Hasan Cemal

13 Aralık 2020

Devlet Bahçeli hakkında suç duyurusunda bulunuyorum!

Bahçeli hukukun üstünde değildir, yargılanmalıdır!

Kiralık kalem...
Aydın müsveddesi...
Sözde gazeteci...
Kimliksiz akademisyen...
Çürük şahıs...
Bölücü...
Pişkin...
Pervasız...
Pislik...

Kim bunlar?
Aralarında benim de bulunduğum
805 yurttaş.
Peki, bu ağzı bozuk ötesi olan kim?
Devlet Bahçeli.
MHP lideri, Erdoğan'ın iktidar ortağı.
Peki ya bu kadar küfür hakaret neden?
Demokrasi, hukuk, özgürlük,
insan hakları istediğimiz için.
Aralarında benim de bulunduğum
805 yurttaş, 10 Aralık İnsan
Hakları Günü dolayısıyla
bir bildiri yayınladık.
Açıklamamızda özgürlük dedik.
Hukukun üstünlüğü dedik.
İnsan hakları dedik.
İnsanca yaşam dedik.
Yargı bağımsızlığı dedik.
Siyasetçiler için af dedik.
Kadın hakları dedik.
Demokrasi ittifakı dedik.
Devlet Bahçeli ne dedi?
Zillet bildirisi dedi.
İhanet bildirisi dedi
Ve biz 805 imzacı'ya
yukarıdaki gibi sövdü saydı.
Lafı uzatmak istemiyorum.
Suç işledi Devlet Bahçeli.
Hakaret suçu işledi.
Sövme suçu işledi.
Nefret suçu işledi.
Bu ülkenin 805 yurttaşını hedef gösterdi.
Düşmanlaştırdı.
Şeytanlaştırdı.

Eyy bu memleketin savcıları;
Devlet Bahçeli hakkında
suç duyurusunda
bulunuyorum.
Bahçeli'nin
yargılanmasını istiyorum.
Devlet Bahçeli
hukukun üstünde
değildir diyorum.

Şunu kafanıza sokun.
Ne yaparsanız yapın,
bizleri korkutamazsınız.

Alınan kayıtlar:
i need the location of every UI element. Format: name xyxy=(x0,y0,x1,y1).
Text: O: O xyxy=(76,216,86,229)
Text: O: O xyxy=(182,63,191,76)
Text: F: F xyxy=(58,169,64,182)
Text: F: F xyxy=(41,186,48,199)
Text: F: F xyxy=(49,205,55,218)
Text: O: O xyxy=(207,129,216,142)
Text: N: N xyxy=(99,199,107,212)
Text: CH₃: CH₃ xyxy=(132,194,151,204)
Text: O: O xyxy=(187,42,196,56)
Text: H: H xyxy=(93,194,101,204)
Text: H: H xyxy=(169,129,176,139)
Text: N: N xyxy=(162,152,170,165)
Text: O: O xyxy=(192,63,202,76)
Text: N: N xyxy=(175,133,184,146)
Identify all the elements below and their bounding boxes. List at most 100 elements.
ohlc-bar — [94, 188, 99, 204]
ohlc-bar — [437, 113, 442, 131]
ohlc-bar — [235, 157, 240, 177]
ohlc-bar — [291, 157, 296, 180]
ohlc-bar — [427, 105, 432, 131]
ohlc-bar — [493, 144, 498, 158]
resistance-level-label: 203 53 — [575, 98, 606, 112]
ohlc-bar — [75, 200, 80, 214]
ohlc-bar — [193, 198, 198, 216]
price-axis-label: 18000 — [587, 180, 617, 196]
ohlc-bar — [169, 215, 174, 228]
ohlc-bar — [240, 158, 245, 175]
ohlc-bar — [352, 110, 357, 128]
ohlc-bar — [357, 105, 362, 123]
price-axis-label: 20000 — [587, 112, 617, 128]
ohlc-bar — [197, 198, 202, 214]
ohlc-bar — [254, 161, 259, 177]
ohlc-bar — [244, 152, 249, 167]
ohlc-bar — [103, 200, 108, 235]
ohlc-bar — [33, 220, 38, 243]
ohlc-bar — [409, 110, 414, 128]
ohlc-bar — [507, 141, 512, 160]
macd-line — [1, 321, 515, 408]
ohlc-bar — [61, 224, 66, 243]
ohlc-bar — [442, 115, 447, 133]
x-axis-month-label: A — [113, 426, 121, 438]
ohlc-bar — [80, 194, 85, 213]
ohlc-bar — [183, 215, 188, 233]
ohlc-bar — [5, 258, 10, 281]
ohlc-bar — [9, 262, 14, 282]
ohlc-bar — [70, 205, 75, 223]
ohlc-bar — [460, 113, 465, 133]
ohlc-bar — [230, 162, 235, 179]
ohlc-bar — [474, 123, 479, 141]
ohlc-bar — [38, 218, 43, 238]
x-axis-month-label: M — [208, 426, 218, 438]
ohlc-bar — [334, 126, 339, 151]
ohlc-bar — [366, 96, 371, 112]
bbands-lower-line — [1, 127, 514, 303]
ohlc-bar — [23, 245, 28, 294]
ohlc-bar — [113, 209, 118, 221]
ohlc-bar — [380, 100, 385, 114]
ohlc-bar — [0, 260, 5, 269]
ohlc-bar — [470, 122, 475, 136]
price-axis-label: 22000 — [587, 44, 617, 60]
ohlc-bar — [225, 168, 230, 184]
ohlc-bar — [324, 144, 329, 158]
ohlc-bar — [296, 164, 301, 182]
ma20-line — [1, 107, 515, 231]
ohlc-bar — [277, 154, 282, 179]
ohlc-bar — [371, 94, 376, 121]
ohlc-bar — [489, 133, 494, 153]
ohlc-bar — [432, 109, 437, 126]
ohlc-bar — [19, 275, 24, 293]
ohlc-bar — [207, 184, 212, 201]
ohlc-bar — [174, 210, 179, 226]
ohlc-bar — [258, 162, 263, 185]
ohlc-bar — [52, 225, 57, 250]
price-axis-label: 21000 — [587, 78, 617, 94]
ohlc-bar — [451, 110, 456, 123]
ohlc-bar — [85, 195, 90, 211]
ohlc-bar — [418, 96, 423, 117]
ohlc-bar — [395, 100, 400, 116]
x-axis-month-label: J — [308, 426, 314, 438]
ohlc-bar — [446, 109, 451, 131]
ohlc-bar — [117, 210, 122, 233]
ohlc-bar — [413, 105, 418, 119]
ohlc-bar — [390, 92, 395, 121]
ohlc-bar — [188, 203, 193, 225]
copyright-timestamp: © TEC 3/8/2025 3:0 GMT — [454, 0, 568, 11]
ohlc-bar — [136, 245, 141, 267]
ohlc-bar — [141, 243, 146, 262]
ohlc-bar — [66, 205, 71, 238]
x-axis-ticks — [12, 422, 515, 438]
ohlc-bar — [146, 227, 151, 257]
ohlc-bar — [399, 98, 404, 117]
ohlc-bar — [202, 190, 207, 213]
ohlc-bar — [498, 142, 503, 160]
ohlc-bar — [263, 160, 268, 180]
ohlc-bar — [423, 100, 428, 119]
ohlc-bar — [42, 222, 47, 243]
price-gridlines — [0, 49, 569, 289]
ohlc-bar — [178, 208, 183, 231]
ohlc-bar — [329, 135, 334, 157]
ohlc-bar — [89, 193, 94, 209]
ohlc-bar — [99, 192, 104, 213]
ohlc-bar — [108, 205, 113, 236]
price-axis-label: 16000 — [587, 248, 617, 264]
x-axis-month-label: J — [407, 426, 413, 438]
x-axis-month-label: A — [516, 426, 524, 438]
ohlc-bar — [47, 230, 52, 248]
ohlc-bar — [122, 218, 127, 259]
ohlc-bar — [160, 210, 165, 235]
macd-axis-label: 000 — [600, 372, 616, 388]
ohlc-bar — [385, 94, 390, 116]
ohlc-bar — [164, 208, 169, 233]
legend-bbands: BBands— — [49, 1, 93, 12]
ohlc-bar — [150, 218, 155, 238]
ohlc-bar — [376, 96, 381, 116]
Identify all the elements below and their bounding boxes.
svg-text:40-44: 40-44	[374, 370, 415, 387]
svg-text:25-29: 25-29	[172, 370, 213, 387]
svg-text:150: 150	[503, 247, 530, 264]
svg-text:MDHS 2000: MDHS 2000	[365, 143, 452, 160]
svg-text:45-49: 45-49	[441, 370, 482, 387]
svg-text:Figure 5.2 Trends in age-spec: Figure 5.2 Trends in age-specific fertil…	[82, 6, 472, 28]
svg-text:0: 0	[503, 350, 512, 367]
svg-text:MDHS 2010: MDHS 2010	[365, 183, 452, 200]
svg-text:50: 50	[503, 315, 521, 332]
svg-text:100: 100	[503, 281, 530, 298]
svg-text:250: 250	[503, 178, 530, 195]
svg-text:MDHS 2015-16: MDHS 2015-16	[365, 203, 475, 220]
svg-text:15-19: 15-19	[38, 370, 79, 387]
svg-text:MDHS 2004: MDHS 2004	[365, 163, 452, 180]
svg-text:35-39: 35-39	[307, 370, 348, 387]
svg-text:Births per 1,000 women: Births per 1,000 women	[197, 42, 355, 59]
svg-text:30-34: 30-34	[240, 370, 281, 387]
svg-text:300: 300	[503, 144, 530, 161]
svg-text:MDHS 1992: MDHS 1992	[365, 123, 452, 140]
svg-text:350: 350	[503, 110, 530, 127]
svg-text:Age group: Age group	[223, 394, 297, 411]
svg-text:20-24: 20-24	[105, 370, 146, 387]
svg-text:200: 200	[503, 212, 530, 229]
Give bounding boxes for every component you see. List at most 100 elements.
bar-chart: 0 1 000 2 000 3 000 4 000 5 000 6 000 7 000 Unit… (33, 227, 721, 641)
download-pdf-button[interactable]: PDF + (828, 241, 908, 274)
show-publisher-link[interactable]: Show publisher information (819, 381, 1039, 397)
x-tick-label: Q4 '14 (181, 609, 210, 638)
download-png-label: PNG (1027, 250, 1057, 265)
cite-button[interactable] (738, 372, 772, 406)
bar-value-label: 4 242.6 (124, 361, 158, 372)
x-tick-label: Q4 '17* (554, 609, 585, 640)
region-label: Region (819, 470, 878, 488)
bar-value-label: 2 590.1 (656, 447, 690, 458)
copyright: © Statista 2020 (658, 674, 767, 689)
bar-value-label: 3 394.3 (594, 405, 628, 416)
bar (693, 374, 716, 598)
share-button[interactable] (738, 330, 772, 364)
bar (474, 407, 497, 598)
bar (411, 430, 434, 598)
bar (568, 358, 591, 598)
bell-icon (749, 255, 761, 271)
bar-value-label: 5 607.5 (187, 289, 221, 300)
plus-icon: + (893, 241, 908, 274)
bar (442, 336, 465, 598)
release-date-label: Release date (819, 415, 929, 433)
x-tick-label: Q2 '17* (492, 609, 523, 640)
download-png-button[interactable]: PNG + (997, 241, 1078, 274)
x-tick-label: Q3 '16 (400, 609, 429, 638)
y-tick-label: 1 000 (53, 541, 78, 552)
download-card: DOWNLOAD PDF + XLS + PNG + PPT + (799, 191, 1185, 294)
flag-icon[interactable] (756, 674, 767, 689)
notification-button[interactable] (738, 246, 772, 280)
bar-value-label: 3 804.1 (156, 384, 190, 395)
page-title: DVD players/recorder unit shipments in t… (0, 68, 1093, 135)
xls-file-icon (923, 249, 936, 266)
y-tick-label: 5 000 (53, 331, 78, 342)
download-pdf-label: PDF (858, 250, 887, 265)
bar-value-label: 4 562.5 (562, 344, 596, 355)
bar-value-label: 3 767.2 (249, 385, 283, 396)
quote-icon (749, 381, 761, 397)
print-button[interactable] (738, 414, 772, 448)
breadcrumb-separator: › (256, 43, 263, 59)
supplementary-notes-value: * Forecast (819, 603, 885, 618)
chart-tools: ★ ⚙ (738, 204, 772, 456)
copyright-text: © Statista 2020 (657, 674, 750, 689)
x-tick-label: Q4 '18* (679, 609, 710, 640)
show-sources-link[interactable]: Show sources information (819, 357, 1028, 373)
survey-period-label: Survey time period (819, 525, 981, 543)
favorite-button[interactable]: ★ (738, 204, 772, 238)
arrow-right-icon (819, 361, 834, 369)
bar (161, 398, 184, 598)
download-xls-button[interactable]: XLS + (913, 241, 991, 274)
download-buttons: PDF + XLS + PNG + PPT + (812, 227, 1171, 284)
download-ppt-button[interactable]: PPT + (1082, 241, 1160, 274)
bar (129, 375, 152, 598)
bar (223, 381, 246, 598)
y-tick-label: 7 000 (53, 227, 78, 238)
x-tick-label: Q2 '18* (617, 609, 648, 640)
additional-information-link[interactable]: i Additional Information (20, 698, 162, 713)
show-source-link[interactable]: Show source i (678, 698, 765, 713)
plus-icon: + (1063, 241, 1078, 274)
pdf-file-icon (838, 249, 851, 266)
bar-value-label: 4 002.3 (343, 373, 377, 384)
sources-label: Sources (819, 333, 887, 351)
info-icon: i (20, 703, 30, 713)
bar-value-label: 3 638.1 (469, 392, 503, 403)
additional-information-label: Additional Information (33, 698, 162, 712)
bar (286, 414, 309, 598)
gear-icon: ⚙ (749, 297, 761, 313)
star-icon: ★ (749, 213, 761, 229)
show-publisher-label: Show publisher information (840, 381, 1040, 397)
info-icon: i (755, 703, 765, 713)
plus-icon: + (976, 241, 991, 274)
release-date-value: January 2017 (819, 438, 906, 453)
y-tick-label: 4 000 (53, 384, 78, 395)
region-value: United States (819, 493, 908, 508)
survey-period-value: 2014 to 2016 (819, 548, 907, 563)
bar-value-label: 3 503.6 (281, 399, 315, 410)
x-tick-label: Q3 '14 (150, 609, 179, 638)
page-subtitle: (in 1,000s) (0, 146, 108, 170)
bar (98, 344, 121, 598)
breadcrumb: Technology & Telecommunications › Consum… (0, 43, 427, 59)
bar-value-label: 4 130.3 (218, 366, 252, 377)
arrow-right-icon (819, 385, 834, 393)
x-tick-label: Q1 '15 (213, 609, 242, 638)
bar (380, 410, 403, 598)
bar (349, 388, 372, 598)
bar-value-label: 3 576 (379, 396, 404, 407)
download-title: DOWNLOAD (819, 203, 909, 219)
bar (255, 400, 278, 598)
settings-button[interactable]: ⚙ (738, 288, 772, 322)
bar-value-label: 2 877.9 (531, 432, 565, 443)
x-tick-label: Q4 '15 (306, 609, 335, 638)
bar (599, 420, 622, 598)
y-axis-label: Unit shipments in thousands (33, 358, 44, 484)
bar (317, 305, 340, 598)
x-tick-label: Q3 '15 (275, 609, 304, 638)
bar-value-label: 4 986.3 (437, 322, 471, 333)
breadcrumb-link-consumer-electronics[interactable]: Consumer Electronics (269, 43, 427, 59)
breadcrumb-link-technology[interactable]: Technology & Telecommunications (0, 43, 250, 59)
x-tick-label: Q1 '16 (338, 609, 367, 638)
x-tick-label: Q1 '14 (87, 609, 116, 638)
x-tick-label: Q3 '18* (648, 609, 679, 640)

Yapılacak iş: Alıntıda "İhanet bildirisi dedi" ile başlayıp "Düşmanlaştırdı." ile biten kısmı hiç değiştirmeden yeniden yazın. Kayıtlar başka bir kaynaktan alındı.

Çözülmüş alıştırma:
İhanet bildirisi dedi
Ve biz 805 imzacı'ya
yukarıdaki gibi sövdü saydı.
Lafı uzatmak istemiyorum.
Suç işledi Devlet Bahçeli.
Hakaret suçu işledi.
Sövme suçu işledi.
Nefret suçu işledi.
Bu ülkenin 805 yurttaşını hedef gösterdi.
Düşmanlaştırdı.